* Task to carry out:
Keep only the lines of the listing that include the word "right", and copy them.

* Data shown:
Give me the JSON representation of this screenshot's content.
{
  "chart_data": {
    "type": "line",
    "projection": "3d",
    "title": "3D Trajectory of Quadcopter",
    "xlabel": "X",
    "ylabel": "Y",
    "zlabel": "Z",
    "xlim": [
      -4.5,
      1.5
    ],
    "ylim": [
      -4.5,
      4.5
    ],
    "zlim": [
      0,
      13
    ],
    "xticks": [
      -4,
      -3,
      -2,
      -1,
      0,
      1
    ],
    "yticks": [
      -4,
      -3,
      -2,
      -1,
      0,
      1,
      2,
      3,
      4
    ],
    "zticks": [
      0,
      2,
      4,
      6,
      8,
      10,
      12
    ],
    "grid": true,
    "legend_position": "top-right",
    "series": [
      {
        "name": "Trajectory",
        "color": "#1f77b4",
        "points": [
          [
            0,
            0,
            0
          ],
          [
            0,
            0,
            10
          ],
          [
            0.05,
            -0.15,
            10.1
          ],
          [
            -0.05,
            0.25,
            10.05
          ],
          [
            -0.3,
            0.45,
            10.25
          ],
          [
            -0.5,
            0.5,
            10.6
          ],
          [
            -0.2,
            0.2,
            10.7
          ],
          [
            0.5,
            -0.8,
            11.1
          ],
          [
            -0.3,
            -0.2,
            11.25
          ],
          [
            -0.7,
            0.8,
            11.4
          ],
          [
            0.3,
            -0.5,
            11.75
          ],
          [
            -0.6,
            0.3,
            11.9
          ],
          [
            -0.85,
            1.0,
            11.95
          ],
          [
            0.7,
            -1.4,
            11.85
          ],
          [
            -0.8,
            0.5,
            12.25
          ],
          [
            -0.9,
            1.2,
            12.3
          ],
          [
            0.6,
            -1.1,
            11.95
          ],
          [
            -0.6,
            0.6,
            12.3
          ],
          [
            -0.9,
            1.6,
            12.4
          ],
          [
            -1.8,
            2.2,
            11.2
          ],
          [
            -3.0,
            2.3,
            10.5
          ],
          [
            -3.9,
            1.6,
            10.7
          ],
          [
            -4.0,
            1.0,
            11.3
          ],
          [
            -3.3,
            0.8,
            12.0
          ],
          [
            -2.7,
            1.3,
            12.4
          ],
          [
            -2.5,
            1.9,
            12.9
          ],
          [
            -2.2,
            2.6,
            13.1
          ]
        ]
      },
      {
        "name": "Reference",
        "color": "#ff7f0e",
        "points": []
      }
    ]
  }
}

==

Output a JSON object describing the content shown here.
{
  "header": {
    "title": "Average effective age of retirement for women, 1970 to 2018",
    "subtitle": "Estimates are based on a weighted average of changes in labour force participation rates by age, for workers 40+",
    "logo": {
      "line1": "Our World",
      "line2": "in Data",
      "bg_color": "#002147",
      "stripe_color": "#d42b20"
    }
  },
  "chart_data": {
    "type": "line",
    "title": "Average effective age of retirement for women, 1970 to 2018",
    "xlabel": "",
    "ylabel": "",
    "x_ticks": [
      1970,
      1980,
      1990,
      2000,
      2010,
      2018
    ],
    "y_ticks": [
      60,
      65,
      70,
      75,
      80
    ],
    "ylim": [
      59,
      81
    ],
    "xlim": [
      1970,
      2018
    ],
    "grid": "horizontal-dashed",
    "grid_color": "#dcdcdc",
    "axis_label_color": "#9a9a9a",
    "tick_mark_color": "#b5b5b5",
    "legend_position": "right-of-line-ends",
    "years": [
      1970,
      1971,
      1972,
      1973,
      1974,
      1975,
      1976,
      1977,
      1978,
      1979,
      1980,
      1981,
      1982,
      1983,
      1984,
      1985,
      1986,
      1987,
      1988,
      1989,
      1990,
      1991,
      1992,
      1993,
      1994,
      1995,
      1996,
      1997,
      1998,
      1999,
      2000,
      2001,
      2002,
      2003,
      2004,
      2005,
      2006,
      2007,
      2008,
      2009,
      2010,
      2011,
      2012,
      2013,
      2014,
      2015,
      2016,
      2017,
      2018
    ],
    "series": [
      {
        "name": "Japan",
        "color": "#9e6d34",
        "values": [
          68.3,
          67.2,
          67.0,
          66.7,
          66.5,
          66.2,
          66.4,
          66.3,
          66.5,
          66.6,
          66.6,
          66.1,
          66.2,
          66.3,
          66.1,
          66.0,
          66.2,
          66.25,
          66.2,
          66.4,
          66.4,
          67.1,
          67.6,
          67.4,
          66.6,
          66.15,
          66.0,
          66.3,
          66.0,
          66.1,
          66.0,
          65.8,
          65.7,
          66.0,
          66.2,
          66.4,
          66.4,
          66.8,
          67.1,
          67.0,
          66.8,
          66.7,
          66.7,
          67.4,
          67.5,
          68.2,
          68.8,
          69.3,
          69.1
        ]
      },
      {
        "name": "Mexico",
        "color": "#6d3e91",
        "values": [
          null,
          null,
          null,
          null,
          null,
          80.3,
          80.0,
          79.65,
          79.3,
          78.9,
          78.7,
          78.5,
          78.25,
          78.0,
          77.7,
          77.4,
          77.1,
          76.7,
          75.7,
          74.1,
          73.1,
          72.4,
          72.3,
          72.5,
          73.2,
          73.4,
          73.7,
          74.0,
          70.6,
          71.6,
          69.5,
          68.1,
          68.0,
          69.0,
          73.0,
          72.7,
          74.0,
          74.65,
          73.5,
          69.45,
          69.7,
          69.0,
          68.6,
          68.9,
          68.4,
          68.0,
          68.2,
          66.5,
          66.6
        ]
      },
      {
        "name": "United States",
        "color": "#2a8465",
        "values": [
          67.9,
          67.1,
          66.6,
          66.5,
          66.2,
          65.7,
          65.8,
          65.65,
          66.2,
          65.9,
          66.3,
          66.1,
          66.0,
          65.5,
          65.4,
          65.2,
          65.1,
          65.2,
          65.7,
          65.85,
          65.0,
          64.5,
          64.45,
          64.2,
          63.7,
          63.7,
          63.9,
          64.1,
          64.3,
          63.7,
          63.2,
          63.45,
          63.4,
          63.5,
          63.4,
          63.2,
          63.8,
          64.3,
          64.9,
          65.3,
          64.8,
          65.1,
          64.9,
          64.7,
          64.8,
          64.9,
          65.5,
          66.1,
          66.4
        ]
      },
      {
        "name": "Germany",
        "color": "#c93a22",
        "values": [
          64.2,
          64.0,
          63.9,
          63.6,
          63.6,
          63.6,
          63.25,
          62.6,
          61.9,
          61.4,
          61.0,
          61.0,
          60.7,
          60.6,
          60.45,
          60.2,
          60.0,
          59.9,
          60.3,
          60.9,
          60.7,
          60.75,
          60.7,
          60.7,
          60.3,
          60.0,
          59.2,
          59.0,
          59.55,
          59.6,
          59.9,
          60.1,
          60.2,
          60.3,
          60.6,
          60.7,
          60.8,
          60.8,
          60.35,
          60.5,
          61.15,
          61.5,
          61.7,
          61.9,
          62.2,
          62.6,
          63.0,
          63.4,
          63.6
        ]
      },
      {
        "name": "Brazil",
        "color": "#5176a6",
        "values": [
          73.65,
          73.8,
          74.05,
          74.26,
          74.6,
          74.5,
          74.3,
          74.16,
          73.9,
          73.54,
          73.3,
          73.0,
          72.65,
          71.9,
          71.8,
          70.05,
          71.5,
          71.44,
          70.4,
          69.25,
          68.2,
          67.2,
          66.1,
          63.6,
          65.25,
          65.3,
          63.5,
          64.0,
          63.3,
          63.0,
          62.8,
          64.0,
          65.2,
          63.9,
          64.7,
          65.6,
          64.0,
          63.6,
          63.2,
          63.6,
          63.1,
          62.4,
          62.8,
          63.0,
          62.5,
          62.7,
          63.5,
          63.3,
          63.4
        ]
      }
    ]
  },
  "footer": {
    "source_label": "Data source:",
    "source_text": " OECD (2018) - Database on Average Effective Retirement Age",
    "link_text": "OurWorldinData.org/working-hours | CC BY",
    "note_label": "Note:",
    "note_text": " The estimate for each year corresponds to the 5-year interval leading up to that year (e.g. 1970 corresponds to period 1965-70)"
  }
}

* Answer to the exercise:
    "legend_position": "top-right",
    "legend_position": "right-of-line-ends",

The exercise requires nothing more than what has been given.